++++ Entries provided

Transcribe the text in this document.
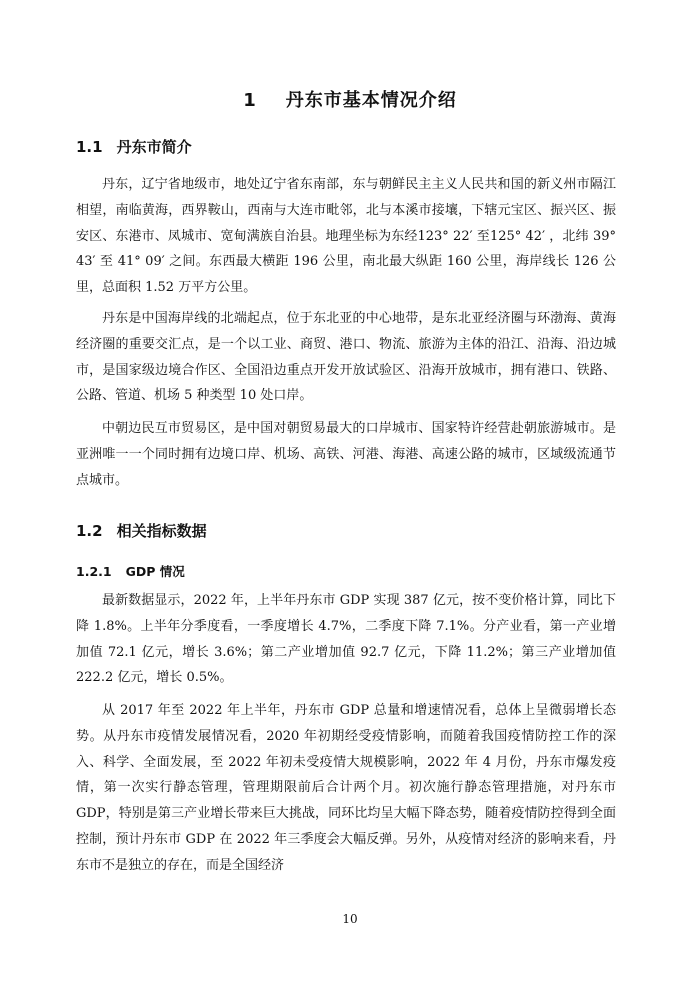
1 丹东市基本情况介绍
1.1 丹东市简介

丹东，辽宁省地级市，地处辽宁省东南部，东与朝鲜民主主义人民共和国的新义州市隔江相望，南临黄海，西界鞍山，西南与大连市毗邻，北与本溪市接壤，下辖元宝区、振兴区、振安区、东港市、凤城市、宽甸满族自治县。地理坐标为东经123° 22′ 至125° 42′ ，北纬 39° 43′ 至 41° 09′ 之间。东西最大横距 196 公里，南北最大纵距 160 公里，海岸线长 126 公里，总面积 1.52 万平方公里。

丹东是中国海岸线的北端起点，位于东北亚的中心地带，是东北亚经济圈与环渤海、黄海经济圈的重要交汇点，是一个以工业、商贸、港口、物流、旅游为主体的沿江、沿海、沿边城市，是国家级边境合作区、全国沿边重点开发开放试验区、沿海开放城市，拥有港口、铁路、公路、管道、机场 5 种类型 10 处口岸。

中朝边民互市贸易区，是中国对朝贸易最大的口岸城市、国家特许经营赴朝旅游城市。是亚洲唯一一个同时拥有边境口岸、机场、高铁、河港、海港、高速公路的城市，区域级流通节点城市。

1.2 相关指标数据
1.2.1 GDP 情况

最新数据显示，2022 年，上半年丹东市 GDP 实现 387 亿元，按不变价格计算，同比下降 1.8%。上半年分季度看，一季度增长 4.7%，二季度下降 7.1%。分产业看，第一产业增加值 72.1 亿元，增长 3.6%；第二产业增加值 92.7 亿元，下降 11.2%；第三产业增加值 222.2 亿元，增长 0.5%。

从 2017 年至 2022 年上半年，丹东市 GDP 总量和增速情况看，总体上呈微弱增长态势。从丹东市疫情发展情况看，2020 年初期经受疫情影响，而随着我国疫情防控工作的深入、科学、全面发展，至 2022 年初未受疫情大规模影响，2022 年 4 月份，丹东市爆发疫情，第一次实行静态管理，管理期限前后合计两个月。初次施行静态管理措施，对丹东市 GDP，特别是第三产业增长带来巨大挑战，同环比均呈大幅下降态势，随着疫情防控得到全面控制，预计丹东市 GDP 在 2022 年三季度会大幅反弹。另外，从疫情对经济的影响来看，丹东市不是独立的存在，而是全国经济

10
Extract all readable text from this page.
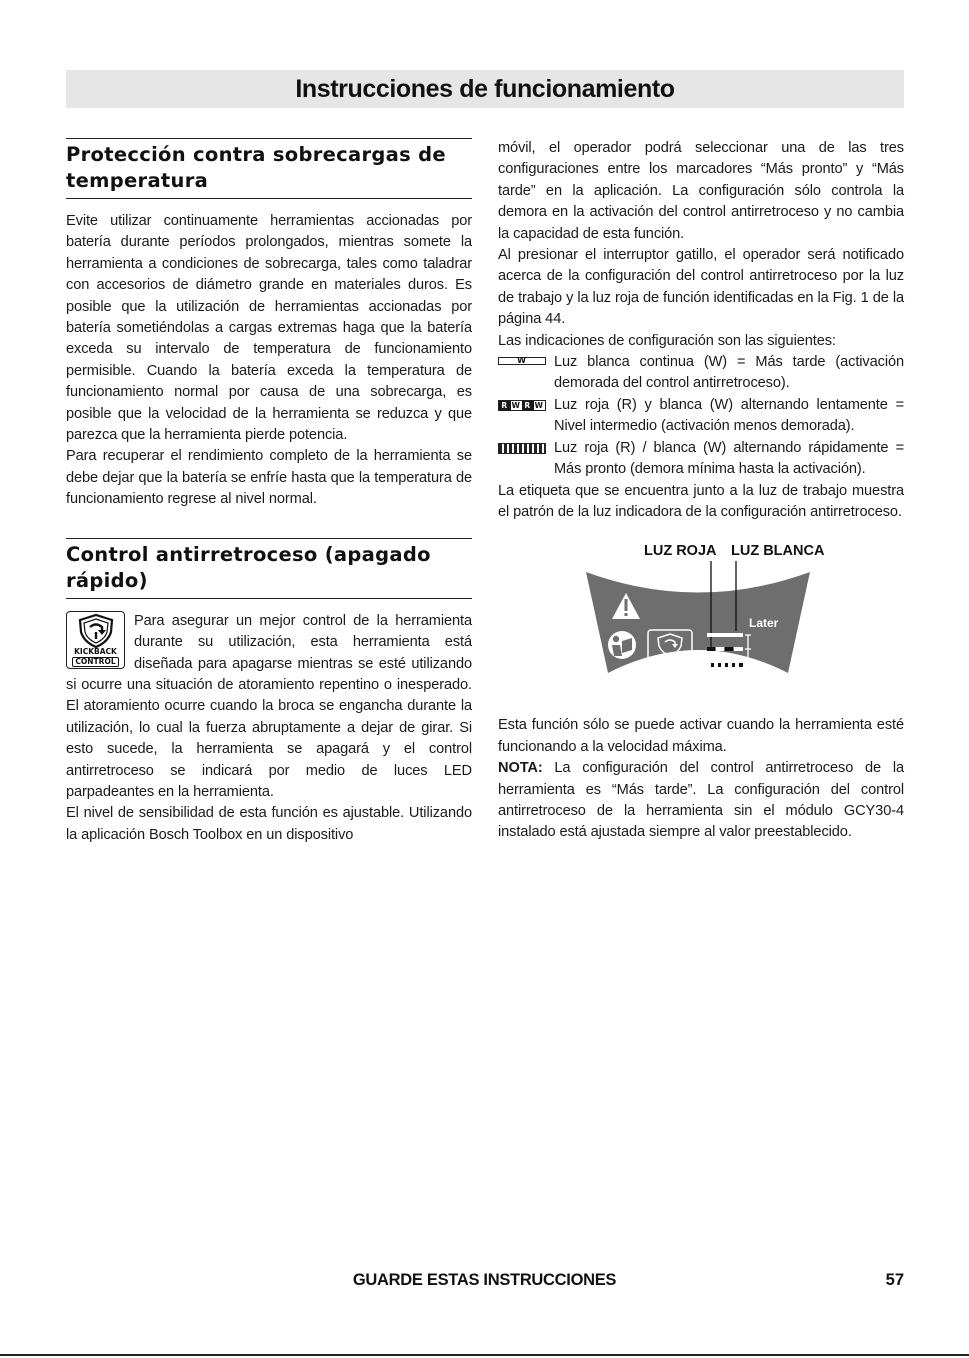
Instrucciones de funcionamiento
Protección contra sobrecargas de temperatura

Evite utilizar continuamente herramientas accionadas por batería durante períodos prolongados, mientras somete la herramienta a condiciones de sobrecarga, tales como taladrar con accesorios de diámetro grande en materiales duros. Es posible que la utilización de herramientas accionadas por batería sometiéndolas a cargas extremas haga que la batería exceda su intervalo de temperatura de funcionamiento permisible. Cuando la batería exceda la temperatura de funcionamiento normal por causa de una sobrecarga, es posible que la velocidad de la herramienta se reduzca y que parezca que la herramienta pierde potencia.

Para recuperar el rendimiento completo de la herramienta se debe dejar que la batería se enfríe hasta que la temperatura de funcionamiento regrese al nivel normal.

Control antirretroceso (apagado rápido)
KICKBACK
CONTROL

Para asegurar un mejor control de la herramienta durante su utilización, esta herramienta está diseñada para apagarse mientras se esté utilizando si ocurre una situación de atoramiento repentino o inesperado. El atoramiento ocurre cuando la broca se engancha durante la utilización, lo cual la fuerza abruptamente a dejar de girar. Si esto sucede, la herramienta se apagará y el control antirretroceso se indicará por medio de luces LED parpadeantes en la herramienta.

El nivel de sensibilidad de esta función es ajustable. Utilizando la aplicación Bosch Toolbox en un dispositivo

móvil, el operador podrá seleccionar una de las tres configuraciones entre los marcadores “Más pronto” y “Más tarde” en la aplicación. La configuración sólo controla la demora en la activación del control antirretroceso y no cambia la capacidad de esta función.

Al presionar el interruptor gatillo, el operador será notificado acerca de la configuración del control antirretroceso por la luz de trabajo y la luz roja de función identificadas en la Fig. 1 de la página 44.

Las indicaciones de configuración son las siguientes:

W	Luz blanca continua (W) = Más tarde (activación demorada del control antirretroceso).
R W R W Luz roja (R) y blanca (W) alternando lentamente = Nivel intermedio (activación menos demorada).
Luz roja (R) / blanca (W) alternando rápidamente = Más pronto (demora mínima hasta la activación).

La etiqueta que se encuentra junto a la luz de trabajo muestra el patrón de la luz indicadora de la configuración antirretroceso.

LUZ ROJA LUZ BLANCA
KICKBACK
CONTROL
Later
Earlier

Esta función sólo se puede activar cuando la herramienta esté funcionando a la velocidad máxima.

NOTA: La configuración del control antirretroceso de la herramienta es “Más tarde”. La configuración del control antirretroceso de la herramienta sin el módulo GCY30-4 instalado está ajustada siempre al valor preestablecido.

GUARDE ESTAS INSTRUCCIONES	57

++++++++

§ Task goal
Each record must be quoted in full and exactly. Do not include the pictures.

§ Task response
Transcribe the text in this document.
1 丹东市基本情况介绍
1.1 丹东市简介

丹东，辽宁省地级市，地处辽宁省东南部，东与朝鲜民主主义人民共和国的新义州市隔江相望，南临黄海，西界鞍山，西南与大连市毗邻，北与本溪市接壤，下辖元宝区、振兴区、振安区、东港市、凤城市、宽甸满族自治县。地理坐标为东经123° 22′ 至125° 42′ ，北纬 39° 43′ 至 41° 09′ 之间。东西最大横距 196 公里，南北最大纵距 160 公里，海岸线长 126 公里，总面积 1.52 万平方公里。

丹东是中国海岸线的北端起点，位于东北亚的中心地带，是东北亚经济圈与环渤海、黄海经济圈的重要交汇点，是一个以工业、商贸、港口、物流、旅游为主体的沿江、沿海、沿边城市，是国家级边境合作区、全国沿边重点开发开放试验区、沿海开放城市，拥有港口、铁路、公路、管道、机场 5 种类型 10 处口岸。

中朝边民互市贸易区，是中国对朝贸易最大的口岸城市、国家特许经营赴朝旅游城市。是亚洲唯一一个同时拥有边境口岸、机场、高铁、河港、海港、高速公路的城市，区域级流通节点城市。

1.2 相关指标数据
1.2.1 GDP 情况

最新数据显示，2022 年，上半年丹东市 GDP 实现 387 亿元，按不变价格计算，同比下降 1.8%。上半年分季度看，一季度增长 4.7%，二季度下降 7.1%。分产业看，第一产业增加值 72.1 亿元，增长 3.6%；第二产业增加值 92.7 亿元，下降 11.2%；第三产业增加值 222.2 亿元，增长 0.5%。

从 2017 年至 2022 年上半年，丹东市 GDP 总量和增速情况看，总体上呈微弱增长态势。从丹东市疫情发展情况看，2020 年初期经受疫情影响，而随着我国疫情防控工作的深入、科学、全面发展，至 2022 年初未受疫情大规模影响，2022 年 4 月份，丹东市爆发疫情，第一次实行静态管理，管理期限前后合计两个月。初次施行静态管理措施，对丹东市 GDP，特别是第三产业增长带来巨大挑战，同环比均呈大幅下降态势，随着疫情防控得到全面控制，预计丹东市 GDP 在 2022 年三季度会大幅反弹。另外，从疫情对经济的影响来看，丹东市不是独立的存在，而是全国经济

10
Extract all readable text from this page.
Instrucciones de funcionamiento
Protección contra sobrecargas de temperatura

Evite utilizar continuamente herramientas accionadas por batería durante períodos prolongados, mientras somete la herramienta a condiciones de sobrecarga, tales como taladrar con accesorios de diámetro grande en materiales duros. Es posible que la utilización de herramientas accionadas por batería sometiéndolas a cargas extremas haga que la batería exceda su intervalo de temperatura de funcionamiento permisible. Cuando la batería exceda la temperatura de funcionamiento normal por causa de una sobrecarga, es posible que la velocidad de la herramienta se reduzca y que parezca que la herramienta pierde potencia.

Para recuperar el rendimiento completo de la herramienta se debe dejar que la batería se enfríe hasta que la temperatura de funcionamiento regrese al nivel normal.

Control antirretroceso (apagado rápido)
KICKBACK
CONTROL

Para asegurar un mejor control de la herramienta durante su utilización, esta herramienta está diseñada para apagarse mientras se esté utilizando si ocurre una situación de atoramiento repentino o inesperado. El atoramiento ocurre cuando la broca se engancha durante la utilización, lo cual la fuerza abruptamente a dejar de girar. Si esto sucede, la herramienta se apagará y el control antirretroceso se indicará por medio de luces LED parpadeantes en la herramienta.

El nivel de sensibilidad de esta función es ajustable. Utilizando la aplicación Bosch Toolbox en un dispositivo

móvil, el operador podrá seleccionar una de las tres configuraciones entre los marcadores “Más pronto” y “Más tarde” en la aplicación. La configuración sólo controla la demora en la activación del control antirretroceso y no cambia la capacidad de esta función.

Al presionar el interruptor gatillo, el operador será notificado acerca de la configuración del control antirretroceso por la luz de trabajo y la luz roja de función identificadas en la Fig. 1 de la página 44.

Las indicaciones de configuración son las siguientes:

W	Luz blanca continua (W) = Más tarde (activación demorada del control antirretroceso).
R W R W Luz roja (R) y blanca (W) alternando lentamente = Nivel intermedio (activación menos demorada).
Luz roja (R) / blanca (W) alternando rápidamente = Más pronto (demora mínima hasta la activación).

La etiqueta que se encuentra junto a la luz de trabajo muestra el patrón de la luz indicadora de la configuración antirretroceso.

LUZ ROJA LUZ BLANCA
KICKBACK
CONTROL
Later
Earlier

Esta función sólo se puede activar cuando la herramienta esté funcionando a la velocidad máxima.

NOTA: La configuración del control antirretroceso de la herramienta es “Más tarde”. La configuración del control antirretroceso de la herramienta sin el módulo GCY30-4 instalado está ajustada siempre al valor preestablecido.

GUARDE ESTAS INSTRUCCIONES	57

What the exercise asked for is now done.